Records supplied
┄┄┄┄┄┄

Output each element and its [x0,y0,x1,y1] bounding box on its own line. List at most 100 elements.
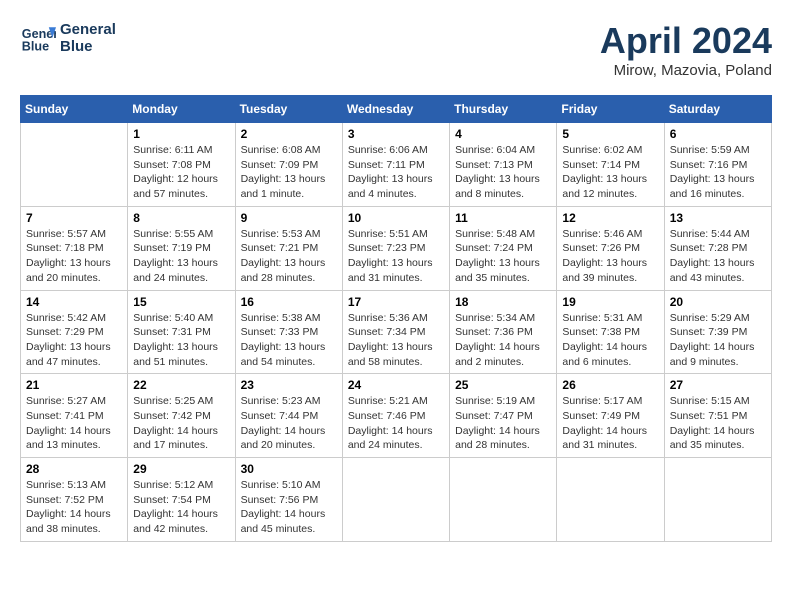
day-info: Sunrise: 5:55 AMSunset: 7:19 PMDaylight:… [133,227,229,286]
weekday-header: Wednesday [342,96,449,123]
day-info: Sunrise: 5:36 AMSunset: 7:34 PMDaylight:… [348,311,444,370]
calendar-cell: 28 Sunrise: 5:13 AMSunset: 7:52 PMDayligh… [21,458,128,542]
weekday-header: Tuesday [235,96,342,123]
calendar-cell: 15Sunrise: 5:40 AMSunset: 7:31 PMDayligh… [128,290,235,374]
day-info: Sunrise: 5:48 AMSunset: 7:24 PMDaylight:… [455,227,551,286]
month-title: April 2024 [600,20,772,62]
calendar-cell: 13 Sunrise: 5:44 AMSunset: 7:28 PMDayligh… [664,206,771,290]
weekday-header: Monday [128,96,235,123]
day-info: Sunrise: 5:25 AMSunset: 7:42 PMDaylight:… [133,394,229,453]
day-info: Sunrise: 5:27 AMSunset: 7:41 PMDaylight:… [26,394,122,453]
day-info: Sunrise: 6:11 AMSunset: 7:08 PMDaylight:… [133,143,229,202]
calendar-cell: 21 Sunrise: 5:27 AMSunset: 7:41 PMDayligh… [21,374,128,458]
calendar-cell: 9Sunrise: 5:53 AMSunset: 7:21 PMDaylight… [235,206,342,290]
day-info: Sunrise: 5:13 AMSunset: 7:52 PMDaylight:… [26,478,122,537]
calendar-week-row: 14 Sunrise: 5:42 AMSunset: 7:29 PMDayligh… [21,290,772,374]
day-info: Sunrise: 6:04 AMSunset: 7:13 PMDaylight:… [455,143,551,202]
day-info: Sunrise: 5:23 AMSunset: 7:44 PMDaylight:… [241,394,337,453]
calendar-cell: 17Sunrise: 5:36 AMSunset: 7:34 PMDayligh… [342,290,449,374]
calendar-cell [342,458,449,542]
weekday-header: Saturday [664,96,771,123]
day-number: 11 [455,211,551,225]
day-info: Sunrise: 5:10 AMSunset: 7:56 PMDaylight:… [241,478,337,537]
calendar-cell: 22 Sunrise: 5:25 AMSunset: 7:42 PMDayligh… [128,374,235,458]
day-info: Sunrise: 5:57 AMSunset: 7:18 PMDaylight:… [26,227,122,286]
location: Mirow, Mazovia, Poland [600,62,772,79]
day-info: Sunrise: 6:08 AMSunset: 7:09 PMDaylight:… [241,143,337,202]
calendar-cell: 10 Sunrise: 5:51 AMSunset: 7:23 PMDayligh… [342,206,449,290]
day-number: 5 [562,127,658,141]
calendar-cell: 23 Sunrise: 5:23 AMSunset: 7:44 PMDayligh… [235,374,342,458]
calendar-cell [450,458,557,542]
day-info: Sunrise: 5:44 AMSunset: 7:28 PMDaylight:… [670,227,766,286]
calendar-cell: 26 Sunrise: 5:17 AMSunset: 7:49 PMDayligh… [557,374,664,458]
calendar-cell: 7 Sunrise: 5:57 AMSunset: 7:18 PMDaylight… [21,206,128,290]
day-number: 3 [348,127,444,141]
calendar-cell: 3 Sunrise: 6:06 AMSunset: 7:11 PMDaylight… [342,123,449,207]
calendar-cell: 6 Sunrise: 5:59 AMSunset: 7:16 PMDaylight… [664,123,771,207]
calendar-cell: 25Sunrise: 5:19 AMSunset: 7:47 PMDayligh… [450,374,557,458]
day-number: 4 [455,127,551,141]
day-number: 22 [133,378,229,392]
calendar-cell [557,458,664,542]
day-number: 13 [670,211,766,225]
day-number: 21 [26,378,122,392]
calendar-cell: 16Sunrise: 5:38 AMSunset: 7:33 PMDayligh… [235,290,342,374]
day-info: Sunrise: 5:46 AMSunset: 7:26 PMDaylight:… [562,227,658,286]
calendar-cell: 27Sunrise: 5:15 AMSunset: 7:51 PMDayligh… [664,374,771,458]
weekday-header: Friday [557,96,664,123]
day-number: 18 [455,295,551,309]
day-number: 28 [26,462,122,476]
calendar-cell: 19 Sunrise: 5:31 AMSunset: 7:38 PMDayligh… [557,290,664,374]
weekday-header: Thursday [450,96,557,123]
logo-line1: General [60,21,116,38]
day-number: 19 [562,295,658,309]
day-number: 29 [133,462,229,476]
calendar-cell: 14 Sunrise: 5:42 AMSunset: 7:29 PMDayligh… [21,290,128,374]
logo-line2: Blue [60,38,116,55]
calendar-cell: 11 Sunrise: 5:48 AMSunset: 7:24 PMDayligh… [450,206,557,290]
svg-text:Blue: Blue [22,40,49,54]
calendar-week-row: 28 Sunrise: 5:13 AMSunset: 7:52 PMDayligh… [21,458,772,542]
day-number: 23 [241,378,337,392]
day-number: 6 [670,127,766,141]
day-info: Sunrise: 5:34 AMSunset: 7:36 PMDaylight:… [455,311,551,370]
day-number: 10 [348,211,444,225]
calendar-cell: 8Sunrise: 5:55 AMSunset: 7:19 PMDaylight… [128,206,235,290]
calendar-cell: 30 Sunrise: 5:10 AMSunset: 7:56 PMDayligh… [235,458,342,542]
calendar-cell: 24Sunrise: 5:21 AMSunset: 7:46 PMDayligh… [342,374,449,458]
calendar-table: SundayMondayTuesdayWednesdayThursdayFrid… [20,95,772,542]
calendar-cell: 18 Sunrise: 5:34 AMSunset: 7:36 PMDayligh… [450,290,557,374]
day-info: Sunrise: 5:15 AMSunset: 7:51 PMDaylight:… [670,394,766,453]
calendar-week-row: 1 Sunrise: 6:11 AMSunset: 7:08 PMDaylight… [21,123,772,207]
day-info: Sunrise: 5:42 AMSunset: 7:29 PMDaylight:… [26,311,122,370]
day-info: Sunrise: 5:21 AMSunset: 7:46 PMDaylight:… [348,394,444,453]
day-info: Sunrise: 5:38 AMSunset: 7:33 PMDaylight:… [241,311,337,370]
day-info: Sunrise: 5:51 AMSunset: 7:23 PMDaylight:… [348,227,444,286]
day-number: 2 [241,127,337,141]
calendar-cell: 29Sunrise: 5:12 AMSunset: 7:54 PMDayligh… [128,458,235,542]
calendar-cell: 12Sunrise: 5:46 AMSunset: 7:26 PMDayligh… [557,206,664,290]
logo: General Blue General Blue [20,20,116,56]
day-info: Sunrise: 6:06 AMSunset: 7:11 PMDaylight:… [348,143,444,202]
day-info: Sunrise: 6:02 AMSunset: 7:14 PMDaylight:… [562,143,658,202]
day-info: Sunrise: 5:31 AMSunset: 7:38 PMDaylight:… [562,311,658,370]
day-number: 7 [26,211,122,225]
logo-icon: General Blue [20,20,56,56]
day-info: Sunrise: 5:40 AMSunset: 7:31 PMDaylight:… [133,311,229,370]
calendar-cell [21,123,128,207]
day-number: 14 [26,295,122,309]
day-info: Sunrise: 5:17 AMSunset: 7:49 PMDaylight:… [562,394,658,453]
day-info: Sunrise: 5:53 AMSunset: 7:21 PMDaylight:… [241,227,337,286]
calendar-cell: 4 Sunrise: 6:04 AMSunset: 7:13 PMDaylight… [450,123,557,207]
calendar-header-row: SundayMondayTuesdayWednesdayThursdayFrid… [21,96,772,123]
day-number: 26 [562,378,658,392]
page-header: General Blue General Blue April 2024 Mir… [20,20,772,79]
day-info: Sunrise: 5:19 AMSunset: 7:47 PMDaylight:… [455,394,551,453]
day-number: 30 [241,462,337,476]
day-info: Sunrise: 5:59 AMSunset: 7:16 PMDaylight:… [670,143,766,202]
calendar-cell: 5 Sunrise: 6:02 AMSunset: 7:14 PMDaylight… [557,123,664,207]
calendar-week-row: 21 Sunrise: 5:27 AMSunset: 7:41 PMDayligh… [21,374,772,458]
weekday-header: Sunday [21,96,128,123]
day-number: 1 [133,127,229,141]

┄┄┄┄┄┄

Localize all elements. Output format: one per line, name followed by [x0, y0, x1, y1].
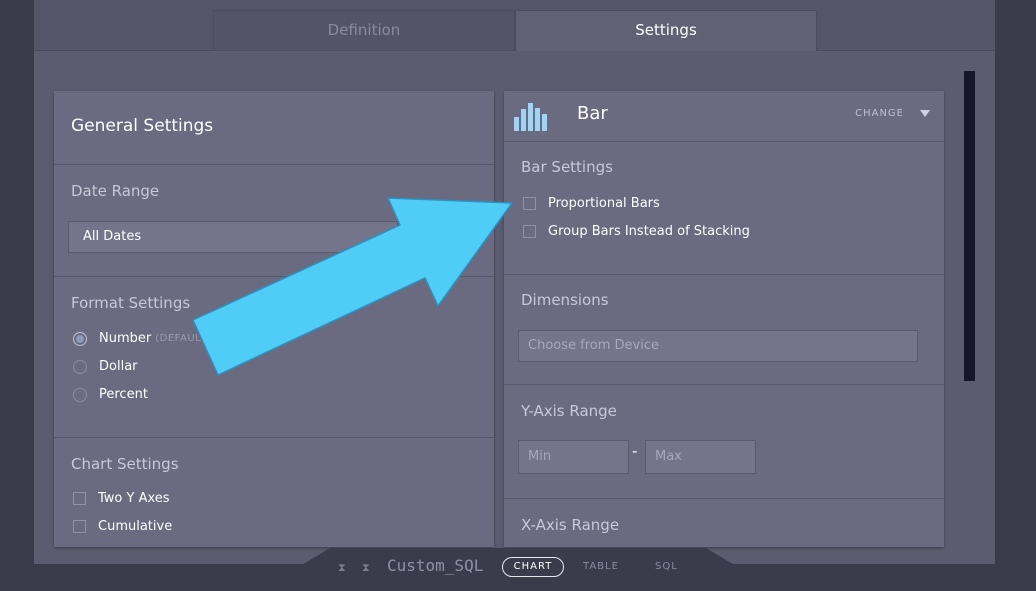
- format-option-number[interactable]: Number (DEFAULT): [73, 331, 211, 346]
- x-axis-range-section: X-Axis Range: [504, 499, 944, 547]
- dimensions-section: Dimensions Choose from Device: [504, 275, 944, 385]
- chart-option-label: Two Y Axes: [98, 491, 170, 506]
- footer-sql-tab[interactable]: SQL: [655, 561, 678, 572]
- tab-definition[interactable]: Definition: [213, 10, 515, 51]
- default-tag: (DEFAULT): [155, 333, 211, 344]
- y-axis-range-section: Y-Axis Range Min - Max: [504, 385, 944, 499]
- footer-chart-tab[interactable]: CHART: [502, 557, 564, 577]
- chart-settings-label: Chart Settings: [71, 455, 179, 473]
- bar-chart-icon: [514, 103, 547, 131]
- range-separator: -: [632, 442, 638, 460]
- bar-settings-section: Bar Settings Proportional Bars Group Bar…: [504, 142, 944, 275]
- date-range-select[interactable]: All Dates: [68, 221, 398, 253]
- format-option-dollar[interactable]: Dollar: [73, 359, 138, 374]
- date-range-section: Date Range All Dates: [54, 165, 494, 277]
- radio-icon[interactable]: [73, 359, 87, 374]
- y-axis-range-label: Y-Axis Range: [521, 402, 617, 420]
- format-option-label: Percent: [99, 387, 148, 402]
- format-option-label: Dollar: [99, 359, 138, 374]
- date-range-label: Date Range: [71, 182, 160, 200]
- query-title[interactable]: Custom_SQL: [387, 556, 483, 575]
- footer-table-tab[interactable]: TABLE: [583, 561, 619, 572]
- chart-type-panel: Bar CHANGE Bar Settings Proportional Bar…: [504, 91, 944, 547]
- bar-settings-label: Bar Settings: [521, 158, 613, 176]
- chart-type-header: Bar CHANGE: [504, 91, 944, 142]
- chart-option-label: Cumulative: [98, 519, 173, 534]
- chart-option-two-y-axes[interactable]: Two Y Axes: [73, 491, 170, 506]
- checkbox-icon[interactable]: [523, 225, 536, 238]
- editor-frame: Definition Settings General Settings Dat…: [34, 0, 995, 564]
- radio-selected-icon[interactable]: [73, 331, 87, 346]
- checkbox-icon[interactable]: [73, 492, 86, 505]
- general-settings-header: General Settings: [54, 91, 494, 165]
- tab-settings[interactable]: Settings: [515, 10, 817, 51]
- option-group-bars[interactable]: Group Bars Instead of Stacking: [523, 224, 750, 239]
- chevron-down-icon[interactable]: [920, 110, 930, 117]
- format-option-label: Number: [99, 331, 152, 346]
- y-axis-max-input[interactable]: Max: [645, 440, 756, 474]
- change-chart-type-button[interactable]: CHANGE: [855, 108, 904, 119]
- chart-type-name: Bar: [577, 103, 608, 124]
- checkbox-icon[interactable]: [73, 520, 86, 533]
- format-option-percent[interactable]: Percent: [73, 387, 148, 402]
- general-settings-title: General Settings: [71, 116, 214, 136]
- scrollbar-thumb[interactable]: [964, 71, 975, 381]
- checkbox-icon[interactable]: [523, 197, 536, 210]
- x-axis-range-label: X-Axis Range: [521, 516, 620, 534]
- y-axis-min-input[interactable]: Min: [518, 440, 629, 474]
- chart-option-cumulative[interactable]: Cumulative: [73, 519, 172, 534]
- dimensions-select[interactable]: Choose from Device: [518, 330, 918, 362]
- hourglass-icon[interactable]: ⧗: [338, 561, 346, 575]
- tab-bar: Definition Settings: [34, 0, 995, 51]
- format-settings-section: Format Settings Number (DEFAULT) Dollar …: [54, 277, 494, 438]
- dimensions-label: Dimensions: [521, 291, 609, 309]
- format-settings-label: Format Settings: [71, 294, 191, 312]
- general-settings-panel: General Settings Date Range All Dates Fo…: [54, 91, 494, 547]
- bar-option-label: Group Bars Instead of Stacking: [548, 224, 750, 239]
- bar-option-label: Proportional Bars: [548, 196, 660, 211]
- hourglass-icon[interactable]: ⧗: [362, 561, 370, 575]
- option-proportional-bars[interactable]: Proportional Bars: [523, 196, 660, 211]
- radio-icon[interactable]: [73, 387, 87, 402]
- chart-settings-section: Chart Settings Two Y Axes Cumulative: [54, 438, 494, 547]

┄┄┄┄┄┄

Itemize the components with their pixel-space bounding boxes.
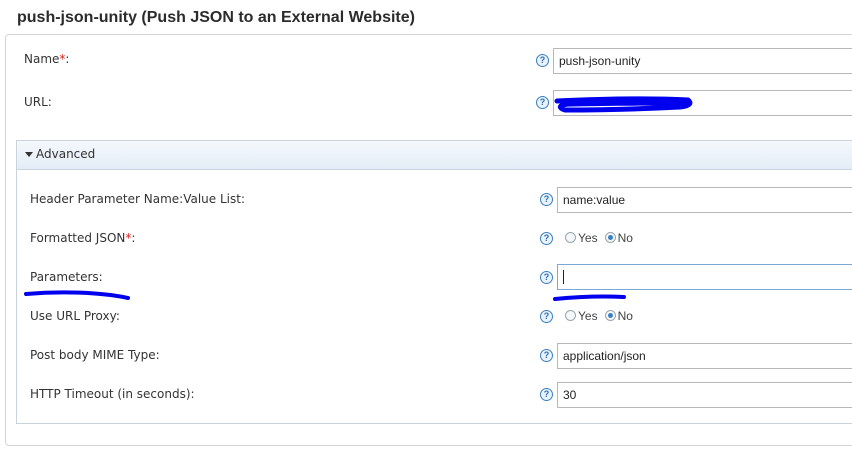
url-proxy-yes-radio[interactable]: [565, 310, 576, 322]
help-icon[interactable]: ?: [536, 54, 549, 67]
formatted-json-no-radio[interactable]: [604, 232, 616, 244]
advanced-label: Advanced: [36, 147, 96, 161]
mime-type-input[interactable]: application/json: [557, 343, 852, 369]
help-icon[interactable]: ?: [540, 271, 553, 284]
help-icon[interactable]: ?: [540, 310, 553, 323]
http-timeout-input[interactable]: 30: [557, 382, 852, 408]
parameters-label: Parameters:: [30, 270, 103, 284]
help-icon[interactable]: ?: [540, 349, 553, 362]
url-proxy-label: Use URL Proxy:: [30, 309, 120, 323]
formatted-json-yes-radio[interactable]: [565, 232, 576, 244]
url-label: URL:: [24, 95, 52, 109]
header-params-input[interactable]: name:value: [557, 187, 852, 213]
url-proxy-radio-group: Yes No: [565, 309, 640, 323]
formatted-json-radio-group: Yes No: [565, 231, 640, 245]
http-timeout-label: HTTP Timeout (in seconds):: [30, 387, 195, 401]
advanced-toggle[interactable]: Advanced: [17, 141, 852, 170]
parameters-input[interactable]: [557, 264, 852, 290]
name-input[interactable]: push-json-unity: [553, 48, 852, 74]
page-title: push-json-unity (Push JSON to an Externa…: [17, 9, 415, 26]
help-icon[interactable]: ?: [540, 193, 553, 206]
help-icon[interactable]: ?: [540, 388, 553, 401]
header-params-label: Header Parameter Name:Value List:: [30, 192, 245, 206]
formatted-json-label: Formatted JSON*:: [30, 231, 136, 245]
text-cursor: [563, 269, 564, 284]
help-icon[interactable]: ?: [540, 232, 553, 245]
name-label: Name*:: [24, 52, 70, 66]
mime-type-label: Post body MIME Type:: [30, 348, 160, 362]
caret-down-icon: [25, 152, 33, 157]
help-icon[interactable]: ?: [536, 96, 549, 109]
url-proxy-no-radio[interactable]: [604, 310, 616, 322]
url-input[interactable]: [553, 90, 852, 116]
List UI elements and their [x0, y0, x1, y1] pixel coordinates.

┄┄┄┄┄┄

Set exercise
Starting with the line containing "- format-option-number[interactable]: Number" and going on through the line containing "- radio-selected-icon[interactable]: [73, 331, 87, 346]", recast those lines as a Markdown table with the columns Row and Line. Give each line its row number and skip any blank lines.

Task response
| Row | Line |
|---|---|
| 1 | - format-option-number[interactable]: Number (DEFAULT): [73, 331, 211, 346] |
| 2 | - x-axis-range-section: X-Axis Range: [504, 499, 944, 547] |
| 3 | - dimensions-section: Dimensions Choose from Device: [504, 275, 944, 385] |
| 4 | - chart-option-label: Two Y Axes: [98, 491, 170, 506] |
| 5 | - footer-sql-tab[interactable]: SQL: [655, 561, 678, 572] |
| 6 | - tab-definition[interactable]: Definition: [213, 10, 515, 51] |
| 7 | - default-tag: (DEFAULT): [155, 333, 211, 344] |
| 8 | - y-axis-range-section: Y-Axis Range Min - Max: [504, 385, 944, 499] |
| 9 | - footer-chart-tab[interactable]: CHART: [502, 557, 564, 577] |
| 10 | - chart-settings-label: Chart Settings: [71, 455, 179, 473] |
| 11 | - bar-chart-icon: [514, 103, 547, 131] |
| 12 | - range-separator: -: [632, 442, 638, 460] |
| 13 | - bar-settings-section: Bar Settings Proportional Bars Group Bar…: [504, 142, 944, 275] |
| 14 | - date-range-select[interactable]: All Dates: [68, 221, 398, 253] |
| 15 | - format-option-dollar[interactable]: Dollar: [73, 359, 138, 374] |
| 16 | - date-range-section: Date Range All Dates: [54, 165, 494, 277] |
| 17 | - radio-icon[interactable]: [73, 359, 87, 374] |
| 18 | - y-axis-range-label: Y-Axis Range: [521, 402, 617, 420] |
| 19 | - format-option-label: Percent: [99, 387, 148, 402] |
| 20 | - format-option-label: Dollar: [99, 359, 138, 374] |
| 21 | - date-range-label: Date Range: [71, 182, 160, 200] |
| 22 | - query-title[interactable]: Custom_SQL: [387, 556, 483, 575] |
| 23 | - footer-table-tab[interactable]: TABLE: [583, 561, 619, 572] |
| 24 | - chart-type-panel: Bar CHANGE Bar Settings Proportional Bar…: [504, 91, 944, 547] |
| 25 | - bar-settings-label: Bar Settings: [521, 158, 613, 176] |
| 26 | - chart-type-header: Bar CHANGE: [504, 91, 944, 142] |
| 27 | - chart-option-label: Cumulative: [98, 519, 173, 534] |
| 28 | - chart-option-two-y-axes[interactable]: Two Y Axes: [73, 491, 170, 506] |
| 29 | - checkbox-icon[interactable]: [523, 225, 536, 238] |
| 30 | - editor-frame: Definition Settings General Settings Dat…: [34, 0, 995, 564] |
| 31 | - radio-selected-icon[interactable]: [73, 331, 87, 346] |